WHAT THIS TASK INVOLVES
Check every line of the data below for the string "text", and copy the ones that hold it.

DATASET ENTRIES
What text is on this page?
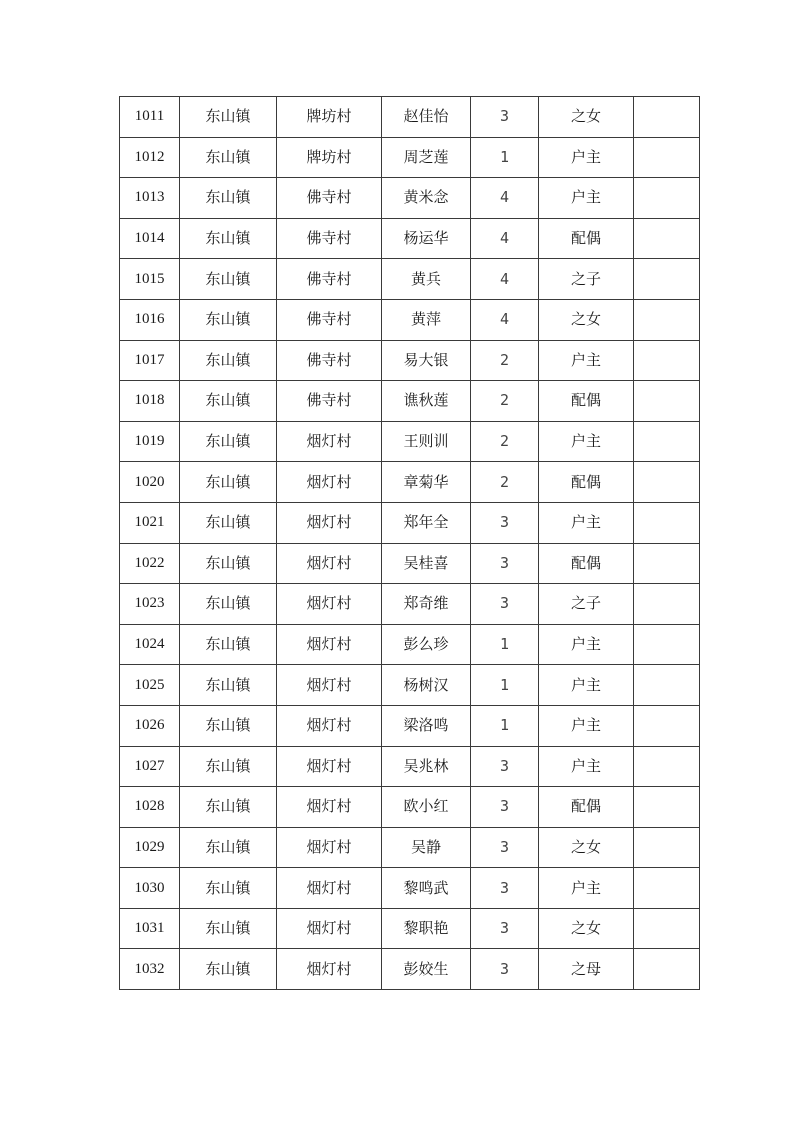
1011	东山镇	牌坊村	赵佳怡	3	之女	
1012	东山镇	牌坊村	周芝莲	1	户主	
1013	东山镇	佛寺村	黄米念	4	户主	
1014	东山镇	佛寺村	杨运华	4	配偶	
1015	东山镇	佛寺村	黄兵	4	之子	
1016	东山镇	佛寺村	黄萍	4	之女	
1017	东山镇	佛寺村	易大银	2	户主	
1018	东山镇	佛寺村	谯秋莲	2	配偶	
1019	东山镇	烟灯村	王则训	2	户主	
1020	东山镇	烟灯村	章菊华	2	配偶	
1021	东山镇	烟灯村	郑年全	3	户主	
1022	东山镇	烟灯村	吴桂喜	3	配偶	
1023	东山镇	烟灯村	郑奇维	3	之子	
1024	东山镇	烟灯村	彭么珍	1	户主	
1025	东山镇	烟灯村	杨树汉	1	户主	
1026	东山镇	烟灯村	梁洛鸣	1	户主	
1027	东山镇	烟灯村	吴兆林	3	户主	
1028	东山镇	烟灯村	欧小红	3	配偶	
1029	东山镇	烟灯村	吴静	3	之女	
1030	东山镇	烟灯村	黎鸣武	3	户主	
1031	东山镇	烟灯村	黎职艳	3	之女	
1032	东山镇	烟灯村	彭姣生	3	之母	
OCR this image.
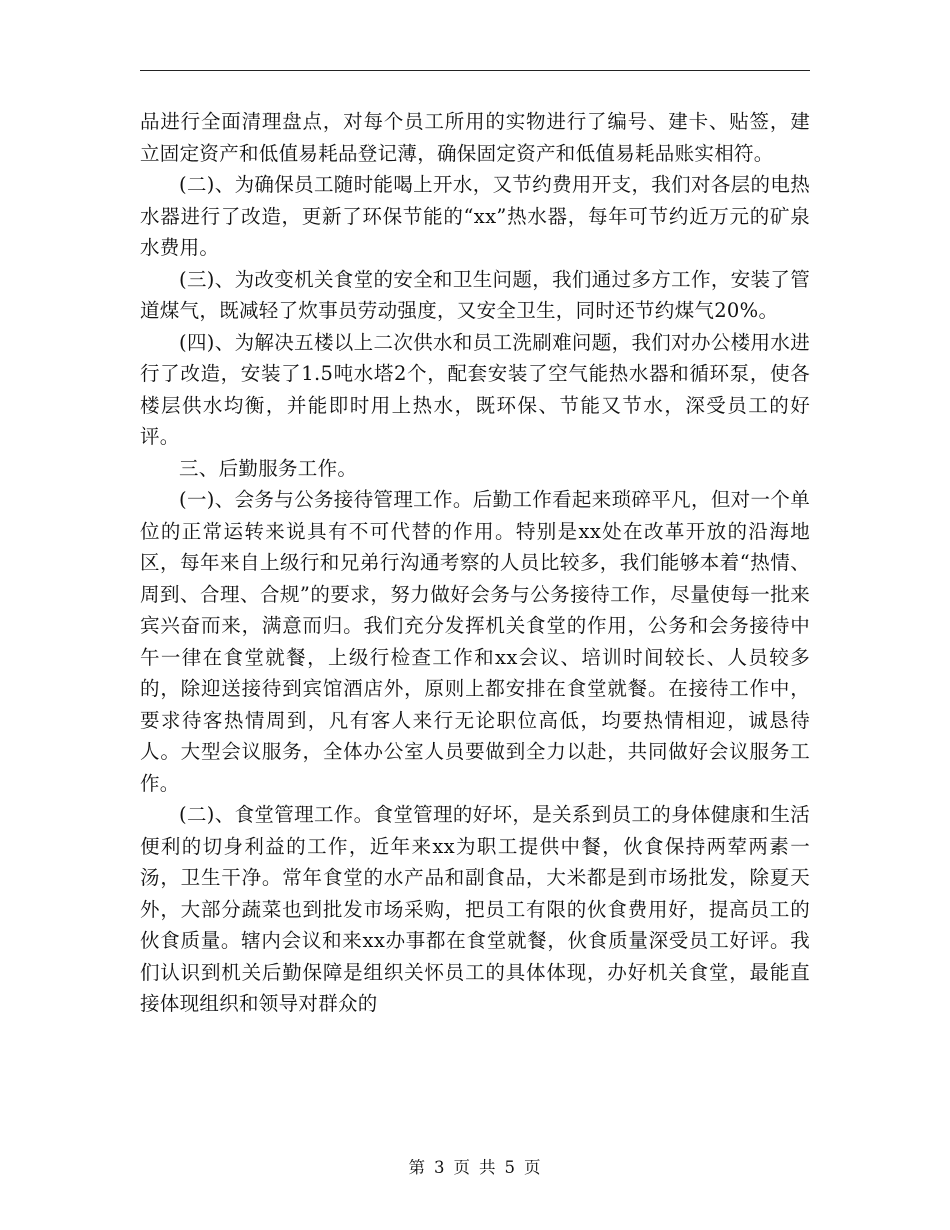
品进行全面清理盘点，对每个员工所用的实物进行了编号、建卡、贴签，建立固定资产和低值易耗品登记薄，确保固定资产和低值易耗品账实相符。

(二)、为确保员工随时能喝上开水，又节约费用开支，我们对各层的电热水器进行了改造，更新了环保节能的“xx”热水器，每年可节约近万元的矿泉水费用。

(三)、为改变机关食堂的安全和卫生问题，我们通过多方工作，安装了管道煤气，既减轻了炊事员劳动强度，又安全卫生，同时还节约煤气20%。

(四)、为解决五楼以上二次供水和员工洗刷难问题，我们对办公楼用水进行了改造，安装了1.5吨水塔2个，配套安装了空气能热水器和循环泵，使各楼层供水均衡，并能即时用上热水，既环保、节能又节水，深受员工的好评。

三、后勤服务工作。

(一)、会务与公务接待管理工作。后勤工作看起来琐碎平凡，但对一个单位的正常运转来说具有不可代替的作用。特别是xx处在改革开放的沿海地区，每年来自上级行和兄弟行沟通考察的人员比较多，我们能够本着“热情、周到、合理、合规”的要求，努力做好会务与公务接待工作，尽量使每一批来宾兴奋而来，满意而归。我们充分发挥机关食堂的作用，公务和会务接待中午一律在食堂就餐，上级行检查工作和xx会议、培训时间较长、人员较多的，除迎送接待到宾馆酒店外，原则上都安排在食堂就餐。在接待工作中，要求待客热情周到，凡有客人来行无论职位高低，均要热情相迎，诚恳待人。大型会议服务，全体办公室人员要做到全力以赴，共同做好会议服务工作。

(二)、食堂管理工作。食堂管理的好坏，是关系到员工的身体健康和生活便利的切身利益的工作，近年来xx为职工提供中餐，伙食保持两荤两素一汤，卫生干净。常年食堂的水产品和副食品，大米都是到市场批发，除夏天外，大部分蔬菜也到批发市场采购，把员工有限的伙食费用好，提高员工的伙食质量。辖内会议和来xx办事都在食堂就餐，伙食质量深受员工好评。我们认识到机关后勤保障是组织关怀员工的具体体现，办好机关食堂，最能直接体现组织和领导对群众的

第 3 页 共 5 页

==

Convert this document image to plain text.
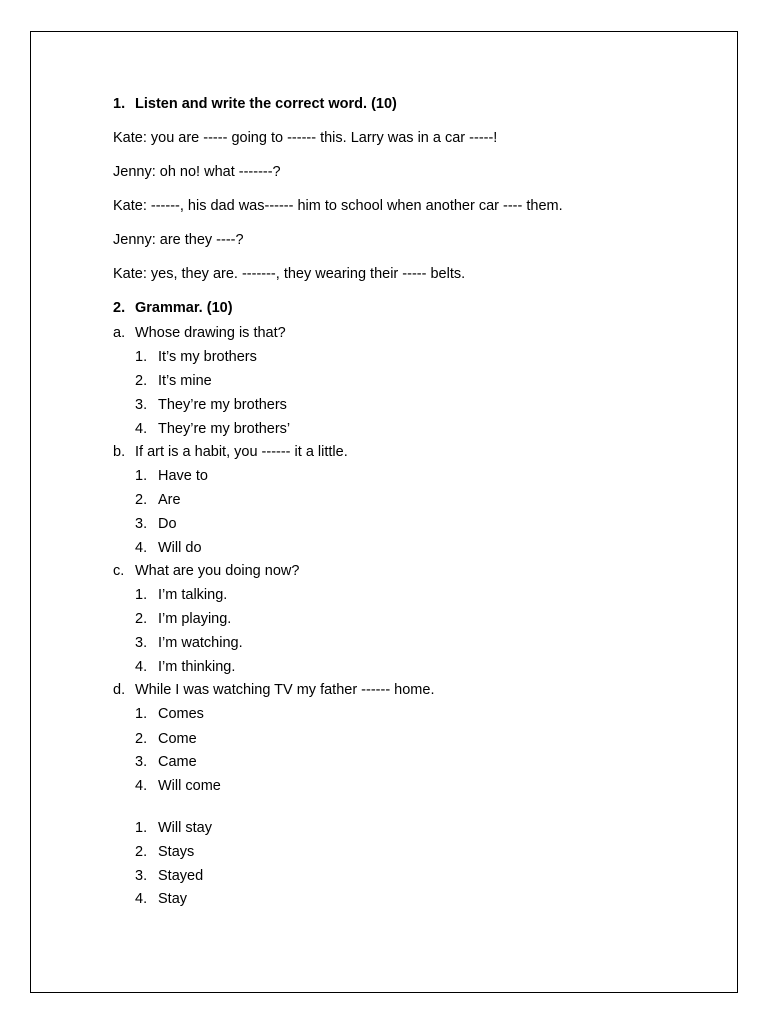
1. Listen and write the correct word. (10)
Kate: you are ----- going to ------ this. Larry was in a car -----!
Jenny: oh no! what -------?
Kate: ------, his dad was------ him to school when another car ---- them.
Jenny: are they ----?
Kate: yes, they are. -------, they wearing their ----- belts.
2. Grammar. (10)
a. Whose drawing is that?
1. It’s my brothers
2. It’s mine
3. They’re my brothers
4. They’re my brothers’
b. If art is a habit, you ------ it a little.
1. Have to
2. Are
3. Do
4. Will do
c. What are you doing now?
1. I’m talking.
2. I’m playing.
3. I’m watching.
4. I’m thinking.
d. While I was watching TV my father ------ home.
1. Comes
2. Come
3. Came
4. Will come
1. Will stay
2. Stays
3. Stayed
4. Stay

WRITTEN REPLY
What text is on this page?
Convert this document image to plain text.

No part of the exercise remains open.